» DATASET ENTRIES:
■ ■ ■ ■

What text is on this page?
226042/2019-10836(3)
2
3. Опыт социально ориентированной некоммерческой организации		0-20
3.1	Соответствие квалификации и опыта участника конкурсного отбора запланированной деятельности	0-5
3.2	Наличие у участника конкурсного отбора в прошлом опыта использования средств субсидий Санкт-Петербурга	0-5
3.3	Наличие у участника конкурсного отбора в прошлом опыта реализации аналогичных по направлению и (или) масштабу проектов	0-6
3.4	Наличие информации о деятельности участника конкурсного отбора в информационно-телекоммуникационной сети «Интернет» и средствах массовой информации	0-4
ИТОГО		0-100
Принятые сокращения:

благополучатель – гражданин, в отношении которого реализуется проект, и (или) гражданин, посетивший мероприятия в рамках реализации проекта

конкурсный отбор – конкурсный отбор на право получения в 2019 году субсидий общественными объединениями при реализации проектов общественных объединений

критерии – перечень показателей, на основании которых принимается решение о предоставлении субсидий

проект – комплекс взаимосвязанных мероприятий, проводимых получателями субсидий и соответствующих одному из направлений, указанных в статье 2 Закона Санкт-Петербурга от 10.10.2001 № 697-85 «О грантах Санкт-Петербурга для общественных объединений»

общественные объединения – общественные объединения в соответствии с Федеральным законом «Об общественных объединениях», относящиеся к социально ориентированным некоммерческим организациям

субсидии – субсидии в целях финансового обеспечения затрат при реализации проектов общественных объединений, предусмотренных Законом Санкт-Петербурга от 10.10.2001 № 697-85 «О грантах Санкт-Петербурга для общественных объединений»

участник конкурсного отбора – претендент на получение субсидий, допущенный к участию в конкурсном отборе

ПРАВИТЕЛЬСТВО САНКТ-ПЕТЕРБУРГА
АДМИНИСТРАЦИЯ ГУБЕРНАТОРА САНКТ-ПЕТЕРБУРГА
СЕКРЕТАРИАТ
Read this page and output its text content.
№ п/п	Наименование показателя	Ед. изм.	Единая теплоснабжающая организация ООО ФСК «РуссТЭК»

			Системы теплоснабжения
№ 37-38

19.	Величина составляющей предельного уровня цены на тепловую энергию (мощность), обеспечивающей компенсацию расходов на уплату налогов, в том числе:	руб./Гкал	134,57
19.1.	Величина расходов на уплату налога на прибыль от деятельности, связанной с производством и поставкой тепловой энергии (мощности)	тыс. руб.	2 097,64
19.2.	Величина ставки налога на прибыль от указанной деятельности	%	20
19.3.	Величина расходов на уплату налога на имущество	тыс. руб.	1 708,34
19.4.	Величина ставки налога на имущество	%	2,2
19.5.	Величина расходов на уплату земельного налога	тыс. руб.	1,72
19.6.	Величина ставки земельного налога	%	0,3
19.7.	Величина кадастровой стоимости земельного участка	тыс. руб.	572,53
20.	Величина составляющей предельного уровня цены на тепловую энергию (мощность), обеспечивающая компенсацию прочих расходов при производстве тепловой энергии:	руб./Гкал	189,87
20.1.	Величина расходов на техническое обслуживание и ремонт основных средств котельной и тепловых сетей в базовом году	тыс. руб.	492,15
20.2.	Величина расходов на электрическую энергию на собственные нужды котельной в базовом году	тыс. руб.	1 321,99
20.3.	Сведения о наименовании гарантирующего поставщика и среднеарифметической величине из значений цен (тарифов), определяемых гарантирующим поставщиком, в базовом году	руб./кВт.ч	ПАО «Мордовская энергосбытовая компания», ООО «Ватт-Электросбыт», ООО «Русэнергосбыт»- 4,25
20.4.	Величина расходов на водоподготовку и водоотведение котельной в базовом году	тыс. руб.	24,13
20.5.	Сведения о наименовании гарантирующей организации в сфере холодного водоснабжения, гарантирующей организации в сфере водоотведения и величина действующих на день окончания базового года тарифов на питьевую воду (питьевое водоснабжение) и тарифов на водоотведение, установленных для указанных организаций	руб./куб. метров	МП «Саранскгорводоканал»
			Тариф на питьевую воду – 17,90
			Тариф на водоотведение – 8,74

■ ■ ■ ■

» TASK: Write out every line from the records above, word for word.

» CORRECT OUTPUT:
What text is on this page?
226042/2019-10836(3)
2
3. Опыт социально ориентированной некоммерческой организации		0-20
3.1	Соответствие квалификации и опыта участника конкурсного отбора запланированной деятельности	0-5
3.2	Наличие у участника конкурсного отбора в прошлом опыта использования средств субсидий Санкт-Петербурга	0-5
3.3	Наличие у участника конкурсного отбора в прошлом опыта реализации аналогичных по направлению и (или) масштабу проектов	0-6
3.4	Наличие информации о деятельности участника конкурсного отбора в информационно-телекоммуникационной сети «Интернет» и средствах массовой информации	0-4
ИТОГО		0-100
Принятые сокращения:

благополучатель – гражданин, в отношении которого реализуется проект, и (или) гражданин, посетивший мероприятия в рамках реализации проекта

конкурсный отбор – конкурсный отбор на право получения в 2019 году субсидий общественными объединениями при реализации проектов общественных объединений

критерии – перечень показателей, на основании которых принимается решение о предоставлении субсидий

проект – комплекс взаимосвязанных мероприятий, проводимых получателями субсидий и соответствующих одному из направлений, указанных в статье 2 Закона Санкт-Петербурга от 10.10.2001 № 697-85 «О грантах Санкт-Петербурга для общественных объединений»

общественные объединения – общественные объединения в соответствии с Федеральным законом «Об общественных объединениях», относящиеся к социально ориентированным некоммерческим организациям

субсидии – субсидии в целях финансового обеспечения затрат при реализации проектов общественных объединений, предусмотренных Законом Санкт-Петербурга от 10.10.2001 № 697-85 «О грантах Санкт-Петербурга для общественных объединений»

участник конкурсного отбора – претендент на получение субсидий, допущенный к участию в конкурсном отборе

ПРАВИТЕЛЬСТВО САНКТ-ПЕТЕРБУРГА
АДМИНИСТРАЦИЯ ГУБЕРНАТОРА САНКТ-ПЕТЕРБУРГА
СЕКРЕТАРИАТ
Read this page and output its text content.
№ п/п	Наименование показателя	Ед. изм.	Единая теплоснабжающая организация ООО ФСК «РуссТЭК»

			Системы теплоснабжения
№ 37-38

19.	Величина составляющей предельного уровня цены на тепловую энергию (мощность), обеспечивающей компенсацию расходов на уплату налогов, в том числе:	руб./Гкал	134,57
19.1.	Величина расходов на уплату налога на прибыль от деятельности, связанной с производством и поставкой тепловой энергии (мощности)	тыс. руб.	2 097,64
19.2.	Величина ставки налога на прибыль от указанной деятельности	%	20
19.3.	Величина расходов на уплату налога на имущество	тыс. руб.	1 708,34
19.4.	Величина ставки налога на имущество	%	2,2
19.5.	Величина расходов на уплату земельного налога	тыс. руб.	1,72
19.6.	Величина ставки земельного налога	%	0,3
19.7.	Величина кадастровой стоимости земельного участка	тыс. руб.	572,53
20.	Величина составляющей предельного уровня цены на тепловую энергию (мощность), обеспечивающая компенсацию прочих расходов при производстве тепловой энергии:	руб./Гкал	189,87
20.1.	Величина расходов на техническое обслуживание и ремонт основных средств котельной и тепловых сетей в базовом году	тыс. руб.	492,15
20.2.	Величина расходов на электрическую энергию на собственные нужды котельной в базовом году	тыс. руб.	1 321,99
20.3.	Сведения о наименовании гарантирующего поставщика и среднеарифметической величине из значений цен (тарифов), определяемых гарантирующим поставщиком, в базовом году	руб./кВт.ч	ПАО «Мордовская энергосбытовая компания», ООО «Ватт-Электросбыт», ООО «Русэнергосбыт»- 4,25
20.4.	Величина расходов на водоподготовку и водоотведение котельной в базовом году	тыс. руб.	24,13
20.5.	Сведения о наименовании гарантирующей организации в сфере холодного водоснабжения, гарантирующей организации в сфере водоотведения и величина действующих на день окончания базового года тарифов на питьевую воду (питьевое водоснабжение) и тарифов на водоотведение, установленных для указанных организаций	руб./куб. метров	МП «Саранскгорводоканал»
			Тариф на питьевую воду – 17,90
			Тариф на водоотведение – 8,74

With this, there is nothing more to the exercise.